▶ **Directions**
Keep the wording of each record exactly the same when you repeat it, and leave out pictures.

══ Records for this task

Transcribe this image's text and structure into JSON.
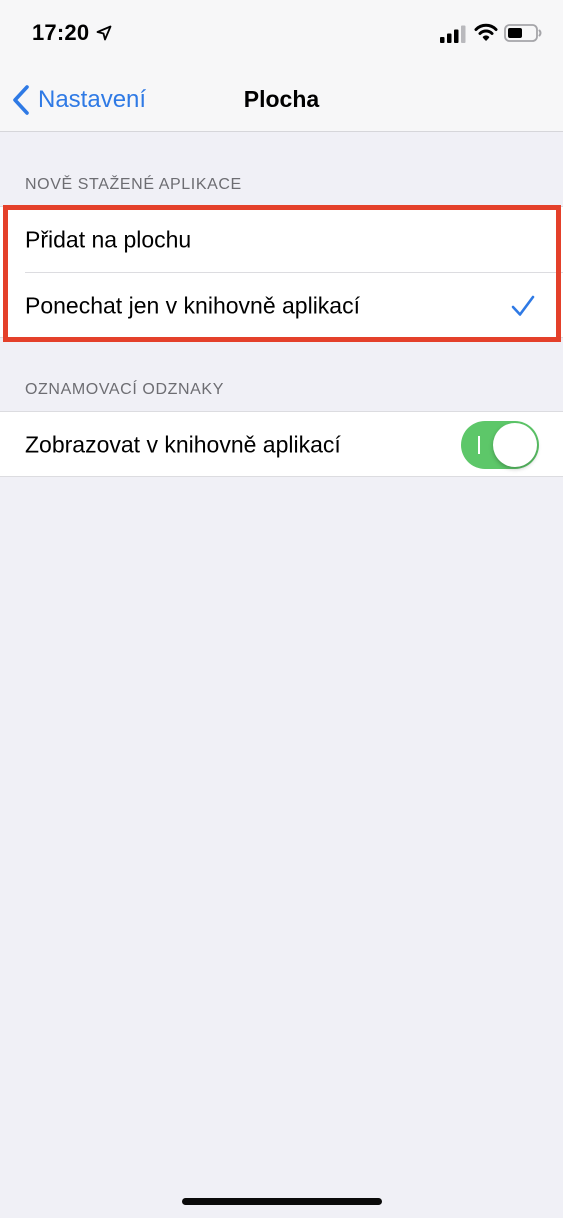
{
  "status_bar": {
    "time": "17:20",
    "icons": [
      "location-arrow-icon",
      "cellular-signal-icon",
      "wifi-icon",
      "battery-icon"
    ]
  },
  "nav": {
    "back_label": "Nastavení",
    "title": "Plocha"
  },
  "sections": [
    {
      "header": "NOVĚ STAŽENÉ APLIKACE",
      "rows": [
        {
          "label": "Přidat na plochu",
          "selected": false
        },
        {
          "label": "Ponechat jen v knihovně aplikací",
          "selected": true
        }
      ]
    },
    {
      "header": "OZNAMOVACÍ ODZNAKY",
      "rows": [
        {
          "label": "Zobrazovat v knihovně aplikací",
          "toggle_on": true
        }
      ]
    }
  ],
  "colors": {
    "accent": "#2f7ae5",
    "toggle_on": "#5dc769",
    "highlight": "#e4402a",
    "background": "#f0f0f6"
  }
}
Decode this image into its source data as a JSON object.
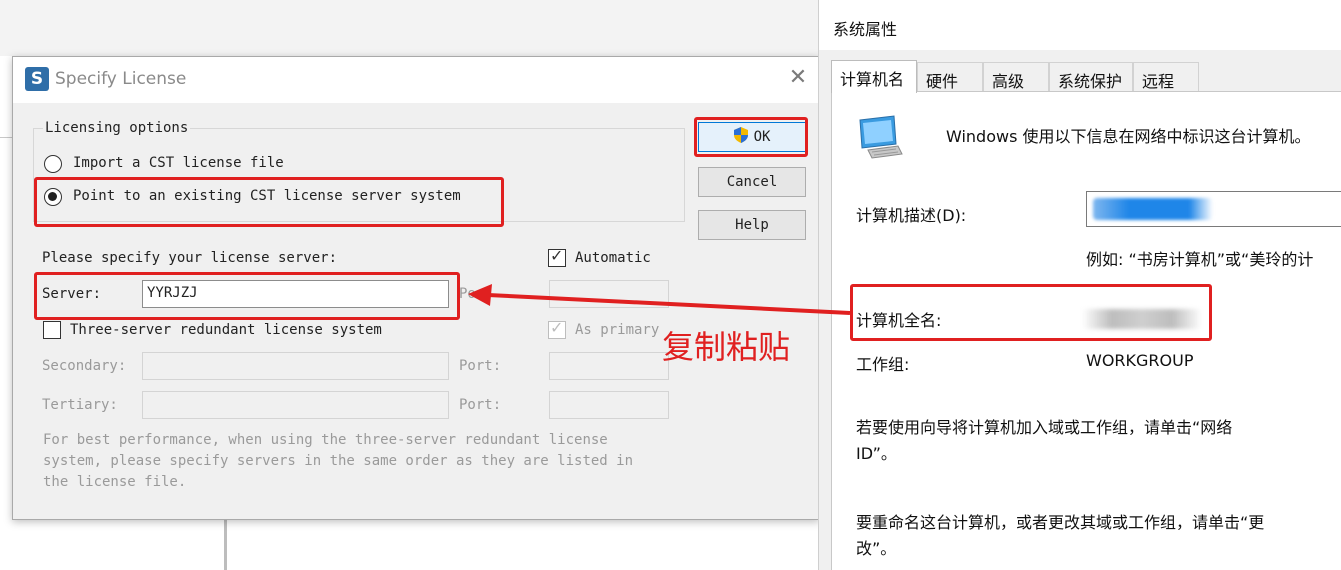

════

▶ **Output of the task**
Transcribe this image's text and structure into JSON.
{
  "status_bar": {
    "time": "17:20",
    "icons": [
      "location-arrow-icon",
      "cellular-signal-icon",
      "wifi-icon",
      "battery-icon"
    ]
  },
  "nav": {
    "back_label": "Nastavení",
    "title": "Plocha"
  },
  "sections": [
    {
      "header": "NOVĚ STAŽENÉ APLIKACE",
      "rows": [
        {
          "label": "Přidat na plochu",
          "selected": false
        },
        {
          "label": "Ponechat jen v knihovně aplikací",
          "selected": true
        }
      ]
    },
    {
      "header": "OZNAMOVACÍ ODZNAKY",
      "rows": [
        {
          "label": "Zobrazovat v knihovně aplikací",
          "toggle_on": true
        }
      ]
    }
  ],
  "colors": {
    "accent": "#2f7ae5",
    "toggle_on": "#5dc769",
    "highlight": "#e4402a",
    "background": "#f0f0f6"
  }
}
Decode this image into its source data as a JSON object.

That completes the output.